▶ Task instructions
Separate out the lines that hold "text".

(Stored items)
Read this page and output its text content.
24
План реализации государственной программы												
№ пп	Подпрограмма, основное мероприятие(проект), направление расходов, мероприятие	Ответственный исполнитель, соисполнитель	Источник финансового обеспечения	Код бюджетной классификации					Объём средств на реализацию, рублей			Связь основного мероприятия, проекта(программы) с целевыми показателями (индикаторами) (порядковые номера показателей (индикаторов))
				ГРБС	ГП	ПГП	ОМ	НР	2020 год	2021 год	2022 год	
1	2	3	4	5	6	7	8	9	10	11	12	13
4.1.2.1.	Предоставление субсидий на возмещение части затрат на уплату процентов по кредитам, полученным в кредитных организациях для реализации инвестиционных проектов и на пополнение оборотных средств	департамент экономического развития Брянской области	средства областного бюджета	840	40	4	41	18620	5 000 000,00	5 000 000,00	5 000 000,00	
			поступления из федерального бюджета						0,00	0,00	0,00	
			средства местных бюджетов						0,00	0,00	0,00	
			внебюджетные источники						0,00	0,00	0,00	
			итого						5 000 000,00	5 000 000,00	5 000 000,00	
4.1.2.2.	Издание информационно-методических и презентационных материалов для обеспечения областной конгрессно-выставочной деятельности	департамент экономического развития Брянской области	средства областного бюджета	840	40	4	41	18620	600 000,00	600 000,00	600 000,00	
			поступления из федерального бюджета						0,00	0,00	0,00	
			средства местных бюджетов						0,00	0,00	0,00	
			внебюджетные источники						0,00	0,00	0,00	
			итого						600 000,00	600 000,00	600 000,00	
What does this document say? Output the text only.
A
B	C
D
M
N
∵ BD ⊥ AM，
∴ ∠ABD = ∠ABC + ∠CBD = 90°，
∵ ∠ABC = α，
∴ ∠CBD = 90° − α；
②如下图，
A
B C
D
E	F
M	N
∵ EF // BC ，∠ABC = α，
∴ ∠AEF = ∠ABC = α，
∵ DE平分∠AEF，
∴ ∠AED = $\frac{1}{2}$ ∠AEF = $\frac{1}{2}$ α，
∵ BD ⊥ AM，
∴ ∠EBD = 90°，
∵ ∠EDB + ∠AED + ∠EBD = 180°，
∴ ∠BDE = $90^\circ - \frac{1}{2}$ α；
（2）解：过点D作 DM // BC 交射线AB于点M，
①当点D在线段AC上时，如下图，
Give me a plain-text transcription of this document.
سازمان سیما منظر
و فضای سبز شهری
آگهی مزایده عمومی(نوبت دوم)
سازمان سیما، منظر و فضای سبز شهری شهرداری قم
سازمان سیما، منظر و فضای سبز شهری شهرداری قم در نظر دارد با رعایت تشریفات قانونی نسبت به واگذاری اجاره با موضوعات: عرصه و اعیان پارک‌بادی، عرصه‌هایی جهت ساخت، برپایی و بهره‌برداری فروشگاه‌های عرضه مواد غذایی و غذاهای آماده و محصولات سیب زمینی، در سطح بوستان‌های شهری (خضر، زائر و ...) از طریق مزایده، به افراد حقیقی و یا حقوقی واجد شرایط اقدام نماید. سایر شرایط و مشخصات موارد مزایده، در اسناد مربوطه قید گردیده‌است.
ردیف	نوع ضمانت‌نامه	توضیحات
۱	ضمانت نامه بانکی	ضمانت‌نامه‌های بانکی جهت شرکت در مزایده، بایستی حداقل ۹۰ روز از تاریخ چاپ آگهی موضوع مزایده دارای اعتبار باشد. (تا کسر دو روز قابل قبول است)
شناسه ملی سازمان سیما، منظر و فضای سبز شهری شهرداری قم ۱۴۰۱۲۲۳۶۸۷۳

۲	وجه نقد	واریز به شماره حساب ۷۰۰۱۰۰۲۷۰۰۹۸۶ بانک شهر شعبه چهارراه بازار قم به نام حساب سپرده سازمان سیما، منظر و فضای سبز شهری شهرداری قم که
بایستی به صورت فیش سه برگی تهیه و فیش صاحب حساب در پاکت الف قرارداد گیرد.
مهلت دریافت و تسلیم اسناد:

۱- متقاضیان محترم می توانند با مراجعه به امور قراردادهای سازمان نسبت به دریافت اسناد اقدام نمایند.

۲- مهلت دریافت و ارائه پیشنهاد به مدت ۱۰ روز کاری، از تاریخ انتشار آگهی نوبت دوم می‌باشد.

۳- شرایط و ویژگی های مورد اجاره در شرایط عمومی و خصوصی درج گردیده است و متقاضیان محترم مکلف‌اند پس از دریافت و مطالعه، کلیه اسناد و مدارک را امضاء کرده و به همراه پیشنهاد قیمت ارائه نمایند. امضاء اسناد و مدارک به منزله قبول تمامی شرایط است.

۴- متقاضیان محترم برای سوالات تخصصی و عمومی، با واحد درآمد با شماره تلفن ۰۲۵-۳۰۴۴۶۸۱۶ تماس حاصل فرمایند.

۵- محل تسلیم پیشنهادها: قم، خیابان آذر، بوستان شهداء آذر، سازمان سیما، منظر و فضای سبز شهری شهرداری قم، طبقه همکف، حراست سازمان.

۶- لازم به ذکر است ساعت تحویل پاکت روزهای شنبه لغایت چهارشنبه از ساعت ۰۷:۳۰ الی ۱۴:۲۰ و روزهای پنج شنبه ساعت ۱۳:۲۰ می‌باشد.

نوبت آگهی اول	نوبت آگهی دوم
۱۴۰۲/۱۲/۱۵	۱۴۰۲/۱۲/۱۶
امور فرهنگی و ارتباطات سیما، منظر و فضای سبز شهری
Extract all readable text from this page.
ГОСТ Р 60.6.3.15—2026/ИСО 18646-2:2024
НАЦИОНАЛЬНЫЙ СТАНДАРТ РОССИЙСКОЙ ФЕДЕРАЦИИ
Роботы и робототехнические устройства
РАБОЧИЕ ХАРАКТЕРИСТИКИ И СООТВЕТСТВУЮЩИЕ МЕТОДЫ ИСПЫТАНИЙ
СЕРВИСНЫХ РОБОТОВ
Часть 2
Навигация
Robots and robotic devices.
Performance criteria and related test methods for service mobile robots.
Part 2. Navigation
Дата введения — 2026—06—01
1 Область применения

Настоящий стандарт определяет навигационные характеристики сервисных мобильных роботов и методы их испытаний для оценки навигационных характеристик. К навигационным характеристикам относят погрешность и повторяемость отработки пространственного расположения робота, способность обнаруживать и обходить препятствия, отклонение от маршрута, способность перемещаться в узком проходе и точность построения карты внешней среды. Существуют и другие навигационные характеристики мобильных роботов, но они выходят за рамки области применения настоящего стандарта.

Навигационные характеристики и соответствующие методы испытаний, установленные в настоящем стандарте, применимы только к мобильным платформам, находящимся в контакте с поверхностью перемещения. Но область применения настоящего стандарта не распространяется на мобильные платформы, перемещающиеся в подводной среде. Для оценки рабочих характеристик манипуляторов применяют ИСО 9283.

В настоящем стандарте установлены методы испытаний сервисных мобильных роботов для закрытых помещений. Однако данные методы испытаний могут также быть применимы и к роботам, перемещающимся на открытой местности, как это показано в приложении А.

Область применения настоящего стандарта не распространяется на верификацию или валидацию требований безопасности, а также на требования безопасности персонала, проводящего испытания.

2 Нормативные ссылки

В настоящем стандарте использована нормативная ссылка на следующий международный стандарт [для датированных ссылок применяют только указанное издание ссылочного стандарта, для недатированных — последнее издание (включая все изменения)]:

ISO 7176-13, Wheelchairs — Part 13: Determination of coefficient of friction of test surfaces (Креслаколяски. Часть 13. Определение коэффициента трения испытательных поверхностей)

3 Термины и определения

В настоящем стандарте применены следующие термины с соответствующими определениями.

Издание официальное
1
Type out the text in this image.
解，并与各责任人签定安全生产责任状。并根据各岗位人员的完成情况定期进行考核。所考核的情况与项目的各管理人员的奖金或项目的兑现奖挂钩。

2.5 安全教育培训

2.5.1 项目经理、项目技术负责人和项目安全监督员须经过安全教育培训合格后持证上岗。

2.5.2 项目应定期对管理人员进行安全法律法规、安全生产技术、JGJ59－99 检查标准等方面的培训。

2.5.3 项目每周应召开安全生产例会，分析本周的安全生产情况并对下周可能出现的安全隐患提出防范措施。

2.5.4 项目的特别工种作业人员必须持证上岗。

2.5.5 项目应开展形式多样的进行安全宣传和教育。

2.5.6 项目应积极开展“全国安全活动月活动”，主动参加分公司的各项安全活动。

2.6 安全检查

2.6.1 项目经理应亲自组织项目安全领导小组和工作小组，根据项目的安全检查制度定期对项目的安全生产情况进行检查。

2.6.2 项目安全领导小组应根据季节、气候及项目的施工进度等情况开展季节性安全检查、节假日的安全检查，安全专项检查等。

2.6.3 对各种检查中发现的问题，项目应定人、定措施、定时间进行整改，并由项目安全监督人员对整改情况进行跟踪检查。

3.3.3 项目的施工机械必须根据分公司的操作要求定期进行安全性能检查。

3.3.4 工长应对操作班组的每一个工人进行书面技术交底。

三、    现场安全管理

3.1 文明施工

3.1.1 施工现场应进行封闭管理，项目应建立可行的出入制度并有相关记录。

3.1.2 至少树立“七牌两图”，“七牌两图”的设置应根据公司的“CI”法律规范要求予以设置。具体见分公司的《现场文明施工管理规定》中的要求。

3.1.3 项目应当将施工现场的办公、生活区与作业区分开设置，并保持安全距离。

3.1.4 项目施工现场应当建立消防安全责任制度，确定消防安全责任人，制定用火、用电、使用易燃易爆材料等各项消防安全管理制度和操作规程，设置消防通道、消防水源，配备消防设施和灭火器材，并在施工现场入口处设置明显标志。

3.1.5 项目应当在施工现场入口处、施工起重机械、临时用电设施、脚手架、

▶ Response below
Read this page and output its text content.
What does this document say? Output the text only.
Give me a plain-text transcription of this document.
Extract all readable text from this page.
Type out the text in this image.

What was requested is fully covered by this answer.